- DIRECTIVE
From the listing below, extract every line in which the word "this" appears.
## start DATASET CONTENT
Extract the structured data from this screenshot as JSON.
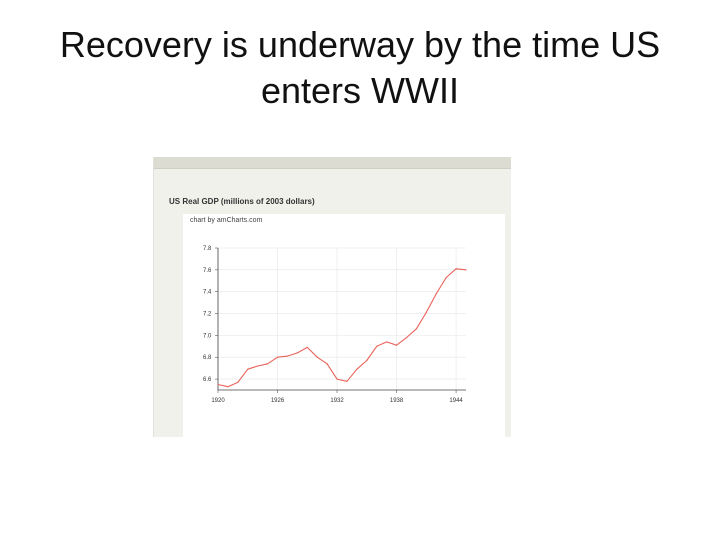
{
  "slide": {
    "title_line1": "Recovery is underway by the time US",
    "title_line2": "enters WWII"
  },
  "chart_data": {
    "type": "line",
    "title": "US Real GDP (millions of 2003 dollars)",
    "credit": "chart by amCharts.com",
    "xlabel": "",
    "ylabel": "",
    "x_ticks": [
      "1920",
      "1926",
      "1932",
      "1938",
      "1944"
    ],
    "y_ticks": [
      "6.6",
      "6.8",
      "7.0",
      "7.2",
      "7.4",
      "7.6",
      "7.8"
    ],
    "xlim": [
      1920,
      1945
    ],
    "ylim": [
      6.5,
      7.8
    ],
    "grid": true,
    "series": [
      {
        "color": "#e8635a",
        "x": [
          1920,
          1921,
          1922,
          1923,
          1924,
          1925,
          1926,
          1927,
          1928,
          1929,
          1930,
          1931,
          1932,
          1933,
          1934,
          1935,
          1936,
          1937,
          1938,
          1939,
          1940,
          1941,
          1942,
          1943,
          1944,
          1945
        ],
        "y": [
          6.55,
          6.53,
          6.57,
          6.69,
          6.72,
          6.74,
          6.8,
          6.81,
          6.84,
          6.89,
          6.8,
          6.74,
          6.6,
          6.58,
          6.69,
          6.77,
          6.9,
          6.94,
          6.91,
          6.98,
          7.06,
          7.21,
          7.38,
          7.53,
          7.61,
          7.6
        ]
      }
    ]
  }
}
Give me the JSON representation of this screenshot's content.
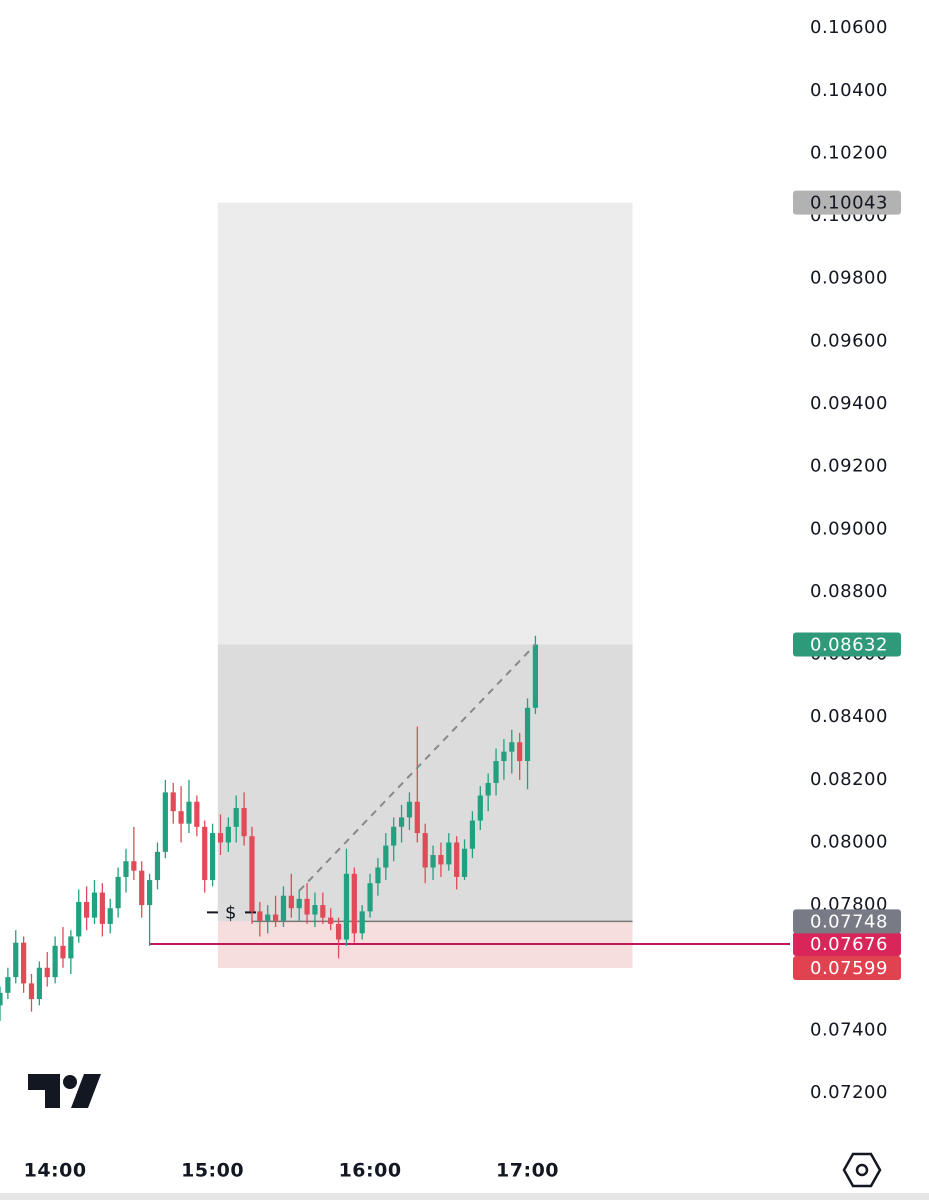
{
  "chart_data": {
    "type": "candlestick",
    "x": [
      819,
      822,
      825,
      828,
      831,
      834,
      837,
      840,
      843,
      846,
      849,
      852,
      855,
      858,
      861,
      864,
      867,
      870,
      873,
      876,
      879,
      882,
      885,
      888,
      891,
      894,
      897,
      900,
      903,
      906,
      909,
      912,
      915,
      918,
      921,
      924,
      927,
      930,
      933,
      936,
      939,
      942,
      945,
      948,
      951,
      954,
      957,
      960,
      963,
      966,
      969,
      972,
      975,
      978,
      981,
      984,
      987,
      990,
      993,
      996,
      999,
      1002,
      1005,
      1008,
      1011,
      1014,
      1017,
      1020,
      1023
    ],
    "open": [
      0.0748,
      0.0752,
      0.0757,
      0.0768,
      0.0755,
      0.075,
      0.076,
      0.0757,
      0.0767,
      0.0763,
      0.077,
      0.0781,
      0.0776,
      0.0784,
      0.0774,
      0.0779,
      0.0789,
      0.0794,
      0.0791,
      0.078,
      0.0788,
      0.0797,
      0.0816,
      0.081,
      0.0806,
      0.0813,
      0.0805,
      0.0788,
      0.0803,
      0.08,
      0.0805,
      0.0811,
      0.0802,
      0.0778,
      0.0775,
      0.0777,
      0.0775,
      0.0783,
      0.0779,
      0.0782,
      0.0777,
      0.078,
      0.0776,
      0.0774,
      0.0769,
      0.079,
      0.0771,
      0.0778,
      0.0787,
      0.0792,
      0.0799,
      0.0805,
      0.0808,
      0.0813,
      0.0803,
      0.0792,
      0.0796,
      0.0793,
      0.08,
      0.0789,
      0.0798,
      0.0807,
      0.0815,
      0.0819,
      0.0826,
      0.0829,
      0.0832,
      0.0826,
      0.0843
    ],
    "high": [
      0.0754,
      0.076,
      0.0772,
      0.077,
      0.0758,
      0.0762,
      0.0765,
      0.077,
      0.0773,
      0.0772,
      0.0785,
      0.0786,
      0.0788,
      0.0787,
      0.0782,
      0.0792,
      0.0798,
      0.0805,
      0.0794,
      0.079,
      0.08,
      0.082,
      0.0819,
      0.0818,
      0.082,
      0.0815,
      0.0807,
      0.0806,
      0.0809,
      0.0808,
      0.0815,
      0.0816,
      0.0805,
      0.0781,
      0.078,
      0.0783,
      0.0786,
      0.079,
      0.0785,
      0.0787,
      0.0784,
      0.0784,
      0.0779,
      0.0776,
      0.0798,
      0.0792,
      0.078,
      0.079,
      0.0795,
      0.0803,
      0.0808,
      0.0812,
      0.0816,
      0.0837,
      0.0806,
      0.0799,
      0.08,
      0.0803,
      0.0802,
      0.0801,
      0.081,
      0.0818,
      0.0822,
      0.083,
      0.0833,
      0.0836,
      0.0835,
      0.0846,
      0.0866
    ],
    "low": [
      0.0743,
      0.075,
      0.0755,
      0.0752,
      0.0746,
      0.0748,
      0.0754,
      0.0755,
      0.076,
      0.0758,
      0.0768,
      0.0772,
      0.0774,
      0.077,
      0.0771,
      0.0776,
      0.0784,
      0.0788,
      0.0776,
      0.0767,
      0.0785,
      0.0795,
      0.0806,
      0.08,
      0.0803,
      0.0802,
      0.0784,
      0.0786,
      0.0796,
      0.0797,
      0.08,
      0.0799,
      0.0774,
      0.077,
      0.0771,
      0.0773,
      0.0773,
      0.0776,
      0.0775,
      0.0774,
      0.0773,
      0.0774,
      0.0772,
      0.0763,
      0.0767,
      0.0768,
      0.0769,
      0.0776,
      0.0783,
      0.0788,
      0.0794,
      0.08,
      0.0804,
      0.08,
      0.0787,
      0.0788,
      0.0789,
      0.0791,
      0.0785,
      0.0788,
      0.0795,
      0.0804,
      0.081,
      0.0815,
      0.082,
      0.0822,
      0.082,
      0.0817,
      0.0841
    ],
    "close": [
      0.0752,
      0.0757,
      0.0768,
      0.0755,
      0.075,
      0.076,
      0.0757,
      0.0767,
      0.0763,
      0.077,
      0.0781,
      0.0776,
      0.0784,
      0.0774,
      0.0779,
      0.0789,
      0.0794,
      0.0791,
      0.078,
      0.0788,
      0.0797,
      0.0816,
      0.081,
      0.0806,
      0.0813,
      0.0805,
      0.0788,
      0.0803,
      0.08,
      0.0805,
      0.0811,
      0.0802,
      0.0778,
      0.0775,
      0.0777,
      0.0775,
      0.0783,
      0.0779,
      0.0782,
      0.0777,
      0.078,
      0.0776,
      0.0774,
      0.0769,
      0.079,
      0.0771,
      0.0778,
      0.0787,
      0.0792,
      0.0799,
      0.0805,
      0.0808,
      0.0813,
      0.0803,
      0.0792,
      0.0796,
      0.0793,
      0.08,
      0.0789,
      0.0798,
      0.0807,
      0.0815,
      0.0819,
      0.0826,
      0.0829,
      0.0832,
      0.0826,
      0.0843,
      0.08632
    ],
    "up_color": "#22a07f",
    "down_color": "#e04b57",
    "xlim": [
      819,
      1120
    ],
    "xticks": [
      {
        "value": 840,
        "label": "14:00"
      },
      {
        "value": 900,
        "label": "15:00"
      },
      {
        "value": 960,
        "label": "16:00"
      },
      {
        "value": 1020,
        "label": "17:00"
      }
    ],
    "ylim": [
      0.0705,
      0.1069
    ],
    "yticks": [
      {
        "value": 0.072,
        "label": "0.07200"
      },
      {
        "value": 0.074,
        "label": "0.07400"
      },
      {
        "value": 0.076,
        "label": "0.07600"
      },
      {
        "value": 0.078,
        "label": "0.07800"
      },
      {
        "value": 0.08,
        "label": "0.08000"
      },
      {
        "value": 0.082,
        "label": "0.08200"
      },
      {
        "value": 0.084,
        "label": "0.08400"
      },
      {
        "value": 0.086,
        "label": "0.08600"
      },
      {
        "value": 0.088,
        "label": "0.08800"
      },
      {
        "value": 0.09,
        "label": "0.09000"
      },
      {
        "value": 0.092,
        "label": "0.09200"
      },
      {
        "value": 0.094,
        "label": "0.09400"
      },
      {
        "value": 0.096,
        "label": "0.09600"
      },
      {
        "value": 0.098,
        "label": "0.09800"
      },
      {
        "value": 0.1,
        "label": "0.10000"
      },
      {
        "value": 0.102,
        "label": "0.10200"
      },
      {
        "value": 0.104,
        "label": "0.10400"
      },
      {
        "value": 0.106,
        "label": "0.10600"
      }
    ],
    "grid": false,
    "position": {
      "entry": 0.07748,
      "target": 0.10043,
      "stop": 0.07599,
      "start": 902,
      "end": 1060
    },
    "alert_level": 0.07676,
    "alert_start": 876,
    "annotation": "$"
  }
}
## end DATASET CONTENT
- CORRECT RESULT
Extract the structured data from this screenshot as JSON.
Give me the JSON representation of this screenshot's content.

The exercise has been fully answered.